Layout element annotations>
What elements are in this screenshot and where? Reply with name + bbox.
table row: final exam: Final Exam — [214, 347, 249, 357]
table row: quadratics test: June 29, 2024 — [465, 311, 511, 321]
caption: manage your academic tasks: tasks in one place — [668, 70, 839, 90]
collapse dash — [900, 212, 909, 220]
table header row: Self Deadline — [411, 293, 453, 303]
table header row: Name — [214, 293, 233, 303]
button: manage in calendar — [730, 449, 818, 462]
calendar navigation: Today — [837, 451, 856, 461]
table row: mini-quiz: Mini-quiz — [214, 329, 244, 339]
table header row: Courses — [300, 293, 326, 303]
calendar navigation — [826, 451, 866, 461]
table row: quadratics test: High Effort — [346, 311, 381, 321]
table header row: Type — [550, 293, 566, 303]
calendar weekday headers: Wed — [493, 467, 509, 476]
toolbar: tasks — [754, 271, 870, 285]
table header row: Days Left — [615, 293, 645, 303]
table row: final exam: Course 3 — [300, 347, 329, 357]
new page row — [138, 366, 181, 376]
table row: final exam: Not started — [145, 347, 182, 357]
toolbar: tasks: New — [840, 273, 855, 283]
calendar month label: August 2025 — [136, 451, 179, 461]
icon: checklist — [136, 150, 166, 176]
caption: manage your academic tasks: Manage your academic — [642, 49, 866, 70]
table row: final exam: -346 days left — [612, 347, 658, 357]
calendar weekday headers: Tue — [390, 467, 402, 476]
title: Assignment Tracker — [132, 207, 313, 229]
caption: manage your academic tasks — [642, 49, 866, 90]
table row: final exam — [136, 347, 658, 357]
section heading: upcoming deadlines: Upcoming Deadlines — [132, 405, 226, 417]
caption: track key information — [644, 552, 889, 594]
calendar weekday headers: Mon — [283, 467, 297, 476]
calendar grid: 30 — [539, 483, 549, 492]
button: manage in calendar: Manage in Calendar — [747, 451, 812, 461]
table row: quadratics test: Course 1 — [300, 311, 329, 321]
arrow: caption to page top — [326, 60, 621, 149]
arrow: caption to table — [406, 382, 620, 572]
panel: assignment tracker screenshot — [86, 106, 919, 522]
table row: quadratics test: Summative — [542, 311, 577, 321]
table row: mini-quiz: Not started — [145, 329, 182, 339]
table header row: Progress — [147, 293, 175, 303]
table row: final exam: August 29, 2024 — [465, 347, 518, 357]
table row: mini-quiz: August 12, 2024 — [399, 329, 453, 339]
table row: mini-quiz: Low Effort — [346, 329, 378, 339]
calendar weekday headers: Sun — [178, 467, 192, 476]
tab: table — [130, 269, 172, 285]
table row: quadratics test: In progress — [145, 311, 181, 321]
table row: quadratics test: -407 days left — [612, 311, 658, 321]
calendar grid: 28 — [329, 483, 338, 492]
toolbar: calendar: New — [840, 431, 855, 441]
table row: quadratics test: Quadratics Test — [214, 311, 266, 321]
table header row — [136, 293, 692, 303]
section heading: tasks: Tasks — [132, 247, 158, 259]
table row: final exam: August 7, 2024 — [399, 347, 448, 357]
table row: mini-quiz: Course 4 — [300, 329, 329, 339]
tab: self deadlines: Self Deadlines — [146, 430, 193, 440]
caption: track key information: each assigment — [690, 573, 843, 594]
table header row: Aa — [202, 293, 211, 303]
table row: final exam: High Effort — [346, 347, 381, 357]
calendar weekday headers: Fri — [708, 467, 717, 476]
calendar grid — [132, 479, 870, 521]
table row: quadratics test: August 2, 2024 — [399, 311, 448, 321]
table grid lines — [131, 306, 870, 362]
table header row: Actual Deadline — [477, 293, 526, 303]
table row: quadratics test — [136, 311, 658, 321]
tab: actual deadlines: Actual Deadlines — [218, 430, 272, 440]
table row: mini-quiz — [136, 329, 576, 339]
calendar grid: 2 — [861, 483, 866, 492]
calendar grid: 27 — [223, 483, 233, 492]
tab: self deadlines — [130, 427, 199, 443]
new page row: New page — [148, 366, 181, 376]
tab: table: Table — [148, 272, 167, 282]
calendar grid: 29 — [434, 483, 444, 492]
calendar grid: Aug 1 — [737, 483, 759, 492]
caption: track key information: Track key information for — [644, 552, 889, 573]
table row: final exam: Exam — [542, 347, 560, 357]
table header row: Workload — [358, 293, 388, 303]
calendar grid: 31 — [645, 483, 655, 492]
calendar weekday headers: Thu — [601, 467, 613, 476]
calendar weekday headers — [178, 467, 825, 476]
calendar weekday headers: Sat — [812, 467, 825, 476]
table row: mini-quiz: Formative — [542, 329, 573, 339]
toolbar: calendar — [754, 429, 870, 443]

Short problem> Arrange every line of the material as a Markdown table with the columns "No." and "Line", numbering the rows and leaving out any blank lines.

Output of the exercise>
| No. | Line |
|---|---|
| 1 | What elements are in this screenshot and where? Reply with name + bbox. |
| 2 | table row: final exam: Final Exam — [214, 347, 249, 357] |
| 3 | table row: quadratics test: June 29, 2024 — [465, 311, 511, 321] |
| 4 | caption: manage your academic tasks: tasks in one place — [668, 70, 839, 90] |
| 5 | collapse dash — [900, 212, 909, 220] |
| 6 | table header row: Self Deadline — [411, 293, 453, 303] |
| 7 | table header row: Name — [214, 293, 233, 303] |
| 8 | button: manage in calendar — [730, 449, 818, 462] |
| 9 | calendar navigation: Today — [837, 451, 856, 461] |
| 10 | table row: mini-quiz: Mini-quiz — [214, 329, 244, 339] |
| 11 | table header row: Courses — [300, 293, 326, 303] |
| 12 | calendar navigation — [826, 451, 866, 461] |
| 13 | table row: quadratics test: High Effort — [346, 311, 381, 321] |
| 14 | table header row: Type — [550, 293, 566, 303] |
| 15 | calendar weekday headers: Wed — [493, 467, 509, 476] |
| 16 | toolbar: tasks — [754, 271, 870, 285] |
| 17 | table header row: Days Left — [615, 293, 645, 303] |
| 18 | table row: final exam: Course 3 — [300, 347, 329, 357] |
| 19 | new page row — [138, 366, 181, 376] |
| 20 | table row: final exam: Not started — [145, 347, 182, 357] |
| 21 | toolbar: tasks: New — [840, 273, 855, 283] |
| 22 | calendar month label: August 2025 — [136, 451, 179, 461] |
| 23 | icon: checklist — [136, 150, 166, 176] |
| 24 | caption: manage your academic tasks: Manage your academic — [642, 49, 866, 70] |
| 25 | table row: final exam: -346 days left — [612, 347, 658, 357] |
| 26 | calendar weekday headers: Tue — [390, 467, 402, 476] |
| 27 | title: Assignment Tracker — [132, 207, 313, 229] |
| 28 | caption: manage your academic tasks — [642, 49, 866, 90] |
| 29 | table row: final exam — [136, 347, 658, 357] |
| 30 | section heading: upcoming deadlines: Upcoming Deadlines — [132, 405, 226, 417] |
| 31 | caption: track key information — [644, 552, 889, 594] |
| 32 | calendar weekday headers: Mon — [283, 467, 297, 476] |
| 33 | calendar grid: 30 — [539, 483, 549, 492] |
| 34 | button: manage in calendar: Manage in Calendar — [747, 451, 812, 461] |
| 35 | table row: quadratics test: Course 1 — [300, 311, 329, 321] |
| 36 | arrow: caption to page top — [326, 60, 621, 149] |
| 37 | arrow: caption to table — [406, 382, 620, 572] |
| 38 | panel: assignment tracker screenshot — [86, 106, 919, 522] |
| 39 | table row: quadratics test: Summative — [542, 311, 577, 321] |
| 40 | table row: mini-quiz: Not started — [145, 329, 182, 339] |
| 41 | table header row: Progress — [147, 293, 175, 303] |
| 42 | table row: final exam: August 29, 2024 — [465, 347, 518, 357] |
| 43 | table row: mini-quiz: August 12, 2024 — [399, 329, 453, 339] |
| 44 | table row: mini-quiz: Low Effort — [346, 329, 378, 339] |
| 45 | calendar weekday headers: Sun — [178, 467, 192, 476] |
| 46 | tab: table — [130, 269, 172, 285] |
| 47 | table row: quadratics test: In progress — [145, 311, 181, 321] |
| 48 | table row: quadratics test: -407 days left — [612, 311, 658, 321] |
| 49 | calendar grid: 28 — [329, 483, 338, 492] |
| 50 | toolbar: calendar: New — [840, 431, 855, 441] |
| 51 | table row: quadratics test: Quadratics Test — [214, 311, 266, 321] |
| 52 | table header row — [136, 293, 692, 303] |
| 53 | section heading: tasks: Tasks — [132, 247, 158, 259] |
| 54 | table row: final exam: August 7, 2024 — [399, 347, 448, 357] |
| 55 | table row: mini-quiz: Course 4 — [300, 329, 329, 339] |
| 56 | tab: self deadlines: Self Deadlines — [146, 430, 193, 440] |
| 57 | caption: track key information: each assigment — [690, 573, 843, 594] |
| 58 | table header row: Aa — [202, 293, 211, 303] |
| 59 | table row: final exam: High Effort — [346, 347, 381, 357] |
| 60 | calendar weekday headers: Fri — [708, 467, 717, 476] |
| 61 | calendar grid — [132, 479, 870, 521] |
| 62 | table row: quadratics test: August 2, 2024 — [399, 311, 448, 321] |
| 63 | table grid lines — [131, 306, 870, 362] |
| 64 | table header row: Actual Deadline — [477, 293, 526, 303] |
| 65 | table row: quadratics test — [136, 311, 658, 321] |
| 66 | tab: actual deadlines: Actual Deadlines — [218, 430, 272, 440] |
| 67 | table row: mini-quiz — [136, 329, 576, 339] |
| 68 | calendar grid: 2 — [861, 483, 866, 492] |
| 69 | calendar grid: 27 — [223, 483, 233, 492] |
| 70 | tab: self deadlines — [130, 427, 199, 443] |
| 71 | new page row: New page — [148, 366, 181, 376] |
| 72 | tab: table: Table — [148, 272, 167, 282] |
| 73 | calendar grid: 29 — [434, 483, 444, 492] |
| 74 | calendar grid: Aug 1 — [737, 483, 759, 492] |
| 75 | caption: track key information: Track key information for — [644, 552, 889, 573] |
| 76 | table row: final exam: Exam — [542, 347, 560, 357] |
| 77 | table header row: Workload — [358, 293, 388, 303] |
| 78 | calendar grid: 31 — [645, 483, 655, 492] |
| 79 | calendar weekday headers: Thu — [601, 467, 613, 476] |
| 80 | calendar weekday headers — [178, 467, 825, 476] |
| 81 | calendar weekday headers: Sat — [812, 467, 825, 476] |
| 82 | table row: mini-quiz: Formative — [542, 329, 573, 339] |
| 83 | toolbar: calendar — [754, 429, 870, 443] |